## PROBLEM DETAILS
Convert the material, from its first line through the line containing "main-content: Logout Change", into a JSON list of strings, one string per line, leaving out any blank lines.

## MATERIAL SHOWN
▶

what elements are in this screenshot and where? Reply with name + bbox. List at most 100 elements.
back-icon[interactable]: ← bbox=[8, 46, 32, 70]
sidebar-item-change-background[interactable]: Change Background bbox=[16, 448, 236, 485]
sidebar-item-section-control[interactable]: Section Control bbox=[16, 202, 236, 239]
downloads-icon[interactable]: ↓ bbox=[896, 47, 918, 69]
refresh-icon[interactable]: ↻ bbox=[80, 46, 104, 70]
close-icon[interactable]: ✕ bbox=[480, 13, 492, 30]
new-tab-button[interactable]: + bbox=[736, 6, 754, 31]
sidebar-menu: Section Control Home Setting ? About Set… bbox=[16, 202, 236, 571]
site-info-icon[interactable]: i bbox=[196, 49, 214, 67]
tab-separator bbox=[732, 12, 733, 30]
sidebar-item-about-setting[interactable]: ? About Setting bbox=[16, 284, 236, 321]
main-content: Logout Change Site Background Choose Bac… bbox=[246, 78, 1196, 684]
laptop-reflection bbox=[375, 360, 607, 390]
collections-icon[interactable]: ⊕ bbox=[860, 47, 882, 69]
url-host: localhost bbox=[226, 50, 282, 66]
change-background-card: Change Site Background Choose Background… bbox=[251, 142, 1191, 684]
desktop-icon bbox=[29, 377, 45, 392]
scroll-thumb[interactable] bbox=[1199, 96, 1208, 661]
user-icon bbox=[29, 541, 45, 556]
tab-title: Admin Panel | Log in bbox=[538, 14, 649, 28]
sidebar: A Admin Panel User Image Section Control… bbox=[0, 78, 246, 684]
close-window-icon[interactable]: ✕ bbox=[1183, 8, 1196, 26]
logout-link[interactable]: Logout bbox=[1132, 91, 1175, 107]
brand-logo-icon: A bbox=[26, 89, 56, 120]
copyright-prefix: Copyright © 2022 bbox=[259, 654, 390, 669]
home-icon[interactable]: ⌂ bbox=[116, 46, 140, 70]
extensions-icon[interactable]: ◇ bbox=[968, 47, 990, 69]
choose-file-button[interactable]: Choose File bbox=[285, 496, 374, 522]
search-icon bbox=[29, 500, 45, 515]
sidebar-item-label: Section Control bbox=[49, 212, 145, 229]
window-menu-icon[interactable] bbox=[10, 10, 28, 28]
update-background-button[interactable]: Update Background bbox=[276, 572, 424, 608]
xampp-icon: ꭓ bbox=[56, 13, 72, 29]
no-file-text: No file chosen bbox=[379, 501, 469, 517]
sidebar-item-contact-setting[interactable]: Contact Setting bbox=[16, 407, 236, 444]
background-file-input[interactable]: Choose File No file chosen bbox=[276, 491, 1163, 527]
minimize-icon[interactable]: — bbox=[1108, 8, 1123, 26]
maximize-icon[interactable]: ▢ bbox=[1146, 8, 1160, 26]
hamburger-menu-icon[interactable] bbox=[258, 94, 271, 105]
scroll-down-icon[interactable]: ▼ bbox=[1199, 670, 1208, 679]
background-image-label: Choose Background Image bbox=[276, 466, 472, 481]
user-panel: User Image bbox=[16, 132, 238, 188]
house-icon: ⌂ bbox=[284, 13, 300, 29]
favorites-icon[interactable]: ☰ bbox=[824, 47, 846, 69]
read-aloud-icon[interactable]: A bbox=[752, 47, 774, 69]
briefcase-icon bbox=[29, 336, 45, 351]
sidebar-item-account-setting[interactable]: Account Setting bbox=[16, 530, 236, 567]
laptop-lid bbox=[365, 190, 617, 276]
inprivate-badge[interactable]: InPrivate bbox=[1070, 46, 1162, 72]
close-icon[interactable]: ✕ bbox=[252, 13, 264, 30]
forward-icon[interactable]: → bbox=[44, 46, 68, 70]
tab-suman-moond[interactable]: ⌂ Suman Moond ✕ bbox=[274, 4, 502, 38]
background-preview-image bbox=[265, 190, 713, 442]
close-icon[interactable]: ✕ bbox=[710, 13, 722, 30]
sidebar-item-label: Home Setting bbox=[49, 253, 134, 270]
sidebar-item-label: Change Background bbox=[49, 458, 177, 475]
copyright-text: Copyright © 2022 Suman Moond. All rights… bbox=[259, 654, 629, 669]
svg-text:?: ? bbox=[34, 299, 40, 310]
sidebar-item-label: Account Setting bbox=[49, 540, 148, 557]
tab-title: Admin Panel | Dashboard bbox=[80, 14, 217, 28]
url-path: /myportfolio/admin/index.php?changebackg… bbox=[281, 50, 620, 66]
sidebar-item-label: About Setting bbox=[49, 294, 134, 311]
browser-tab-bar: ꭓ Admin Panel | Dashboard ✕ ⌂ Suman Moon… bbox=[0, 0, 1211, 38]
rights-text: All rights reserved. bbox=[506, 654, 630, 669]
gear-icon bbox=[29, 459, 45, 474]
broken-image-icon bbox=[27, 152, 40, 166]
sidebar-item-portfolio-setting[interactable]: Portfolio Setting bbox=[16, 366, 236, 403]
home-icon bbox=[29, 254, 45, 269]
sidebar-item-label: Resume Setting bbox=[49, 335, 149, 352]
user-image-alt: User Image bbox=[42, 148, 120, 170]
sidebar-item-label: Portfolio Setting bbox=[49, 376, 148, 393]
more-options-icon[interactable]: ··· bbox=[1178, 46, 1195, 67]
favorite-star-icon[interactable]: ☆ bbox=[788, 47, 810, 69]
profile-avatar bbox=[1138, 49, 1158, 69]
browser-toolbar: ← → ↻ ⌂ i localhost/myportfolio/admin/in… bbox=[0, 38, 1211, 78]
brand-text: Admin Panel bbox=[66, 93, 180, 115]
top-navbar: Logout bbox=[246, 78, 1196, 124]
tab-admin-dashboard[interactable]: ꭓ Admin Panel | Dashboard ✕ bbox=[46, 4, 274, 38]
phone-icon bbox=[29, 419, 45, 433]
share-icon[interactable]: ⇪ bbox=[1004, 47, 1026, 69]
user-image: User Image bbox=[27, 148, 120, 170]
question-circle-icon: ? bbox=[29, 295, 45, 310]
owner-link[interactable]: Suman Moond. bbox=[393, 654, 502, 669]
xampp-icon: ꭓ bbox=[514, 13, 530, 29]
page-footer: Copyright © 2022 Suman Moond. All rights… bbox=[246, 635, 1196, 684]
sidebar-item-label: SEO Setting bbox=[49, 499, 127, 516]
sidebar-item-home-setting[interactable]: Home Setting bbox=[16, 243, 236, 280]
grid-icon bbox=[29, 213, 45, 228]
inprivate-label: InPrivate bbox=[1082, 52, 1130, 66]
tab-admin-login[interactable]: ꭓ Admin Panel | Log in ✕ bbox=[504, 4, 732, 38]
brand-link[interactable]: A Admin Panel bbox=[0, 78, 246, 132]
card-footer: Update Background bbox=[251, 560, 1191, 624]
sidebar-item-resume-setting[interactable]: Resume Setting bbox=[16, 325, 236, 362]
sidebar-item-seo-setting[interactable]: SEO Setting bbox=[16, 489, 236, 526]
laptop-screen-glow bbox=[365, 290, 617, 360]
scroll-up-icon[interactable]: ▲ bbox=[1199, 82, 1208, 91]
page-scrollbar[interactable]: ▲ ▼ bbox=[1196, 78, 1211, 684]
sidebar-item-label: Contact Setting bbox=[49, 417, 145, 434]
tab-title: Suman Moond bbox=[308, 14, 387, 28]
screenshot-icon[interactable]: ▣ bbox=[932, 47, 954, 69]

◀

## ANSWER FOR THE TASK
[
  "what elements are in this screenshot and where? Reply with name + bbox. List at most 100 elements.",
  "back-icon[interactable]: ← bbox=[8, 46, 32, 70]",
  "sidebar-item-change-background[interactable]: Change Background bbox=[16, 448, 236, 485]",
  "sidebar-item-section-control[interactable]: Section Control bbox=[16, 202, 236, 239]",
  "downloads-icon[interactable]: ↓ bbox=[896, 47, 918, 69]",
  "refresh-icon[interactable]: ↻ bbox=[80, 46, 104, 70]",
  "close-icon[interactable]: ✕ bbox=[480, 13, 492, 30]",
  "new-tab-button[interactable]: + bbox=[736, 6, 754, 31]",
  "sidebar-menu: Section Control Home Setting ? About Set… bbox=[16, 202, 236, 571]",
  "site-info-icon[interactable]: i bbox=[196, 49, 214, 67]",
  "tab-separator bbox=[732, 12, 733, 30]",
  "sidebar-item-about-setting[interactable]: ? About Setting bbox=[16, 284, 236, 321]",
  "main-content: Logout Change Site Background Choose Bac… bbox=[246, 78, 1196, 684]"
]